_Aim of the task_.
Write out every line of the material as it stands, apart from the pictures.

_Entries supplied_.
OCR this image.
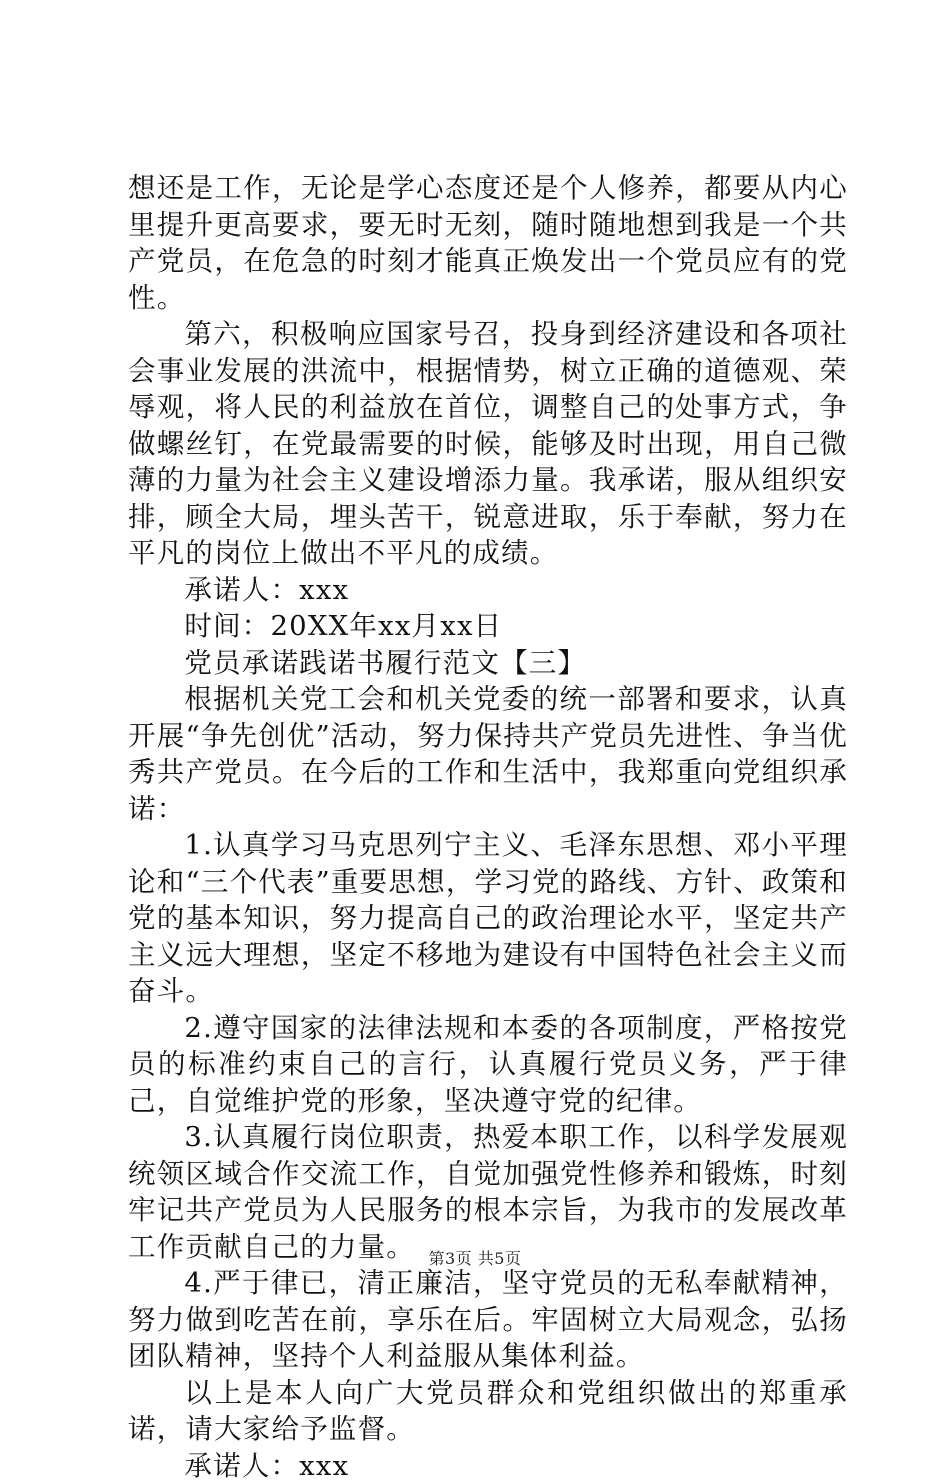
想还是工作，无论是学心态度还是个人修养，都要从内心里提升更高要求，要无时无刻，随时随地想到我是一个共产党员，在危急的时刻才能真正焕发出一个党员应有的党性。

第六，积极响应国家号召，投身到经济建设和各项社会事业发展的洪流中，根据情势，树立正确的道德观、荣辱观，将人民的利益放在首位，调整自己的处事方式，争做螺丝钉，在党最需要的时候，能够及时出现，用自己微薄的力量为社会主义建设增添力量。我承诺，服从组织安排，顾全大局，埋头苦干，锐意进取，乐于奉献，努力在平凡的岗位上做出不平凡的成绩。

承诺人：xxx

时间：20XX年xx月xx日

党员承诺践诺书履行范文【三】

根据机关党工会和机关党委的统一部署和要求，认真开展“争先创优”活动，努力保持共产党员先进性、争当优秀共产党员。在今后的工作和生活中，我郑重向党组织承诺：

1.认真学习马克思列宁主义、毛泽东思想、邓小平理论和“三个代表”重要思想，学习党的路线、方针、政策和党的基本知识，努力提高自己的政治理论水平，坚定共产主义远大理想，坚定不移地为建设有中国特色社会主义而奋斗。

2.遵守国家的法律法规和本委的各项制度，严格按党员的标准约束自己的言行，认真履行党员义务，严于律己，自觉维护党的形象，坚决遵守党的纪律。

3.认真履行岗位职责，热爱本职工作，以科学发展观统领区域合作交流工作，自觉加强党性修养和锻炼，时刻牢记共产党员为人民服务的根本宗旨，为我市的发展改革工作贡献自己的力量。

4.严于律已，清正廉洁，坚守党员的无私奉献精神，努力做到吃苦在前，享乐在后。牢固树立大局观念，弘扬团队精神，坚持个人利益服从集体利益。

以上是本人向广大党员群众和党组织做出的郑重承诺，请大家给予监督。

承诺人：xxx

第3页 共5页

_Response to this task_.
OCR this image.
想还是工作，无论是学心态度还是个人修养，都要从内心里提升更高要求，要无时无刻，随时随地想到我是一个共产党员，在危急的时刻才能真正焕发出一个党员应有的党性。

第六，积极响应国家号召，投身到经济建设和各项社会事业发展的洪流中，根据情势，树立正确的道德观、荣辱观，将人民的利益放在首位，调整自己的处事方式，争做螺丝钉，在党最需要的时候，能够及时出现，用自己微薄的力量为社会主义建设增添力量。我承诺，服从组织安排，顾全大局，埋头苦干，锐意进取，乐于奉献，努力在平凡的岗位上做出不平凡的成绩。

承诺人：xxx

时间：20XX年xx月xx日

党员承诺践诺书履行范文【三】

根据机关党工会和机关党委的统一部署和要求，认真开展“争先创优”活动，努力保持共产党员先进性、争当优秀共产党员。在今后的工作和生活中，我郑重向党组织承诺：

1.认真学习马克思列宁主义、毛泽东思想、邓小平理论和“三个代表”重要思想，学习党的路线、方针、政策和党的基本知识，努力提高自己的政治理论水平，坚定共产主义远大理想，坚定不移地为建设有中国特色社会主义而奋斗。

2.遵守国家的法律法规和本委的各项制度，严格按党员的标准约束自己的言行，认真履行党员义务，严于律己，自觉维护党的形象，坚决遵守党的纪律。

3.认真履行岗位职责，热爱本职工作，以科学发展观统领区域合作交流工作，自觉加强党性修养和锻炼，时刻牢记共产党员为人民服务的根本宗旨，为我市的发展改革工作贡献自己的力量。

4.严于律已，清正廉洁，坚守党员的无私奉献精神，努力做到吃苦在前，享乐在后。牢固树立大局观念，弘扬团队精神，坚持个人利益服从集体利益。

以上是本人向广大党员群众和党组织做出的郑重承诺，请大家给予监督。

承诺人：xxx

第3页 共5页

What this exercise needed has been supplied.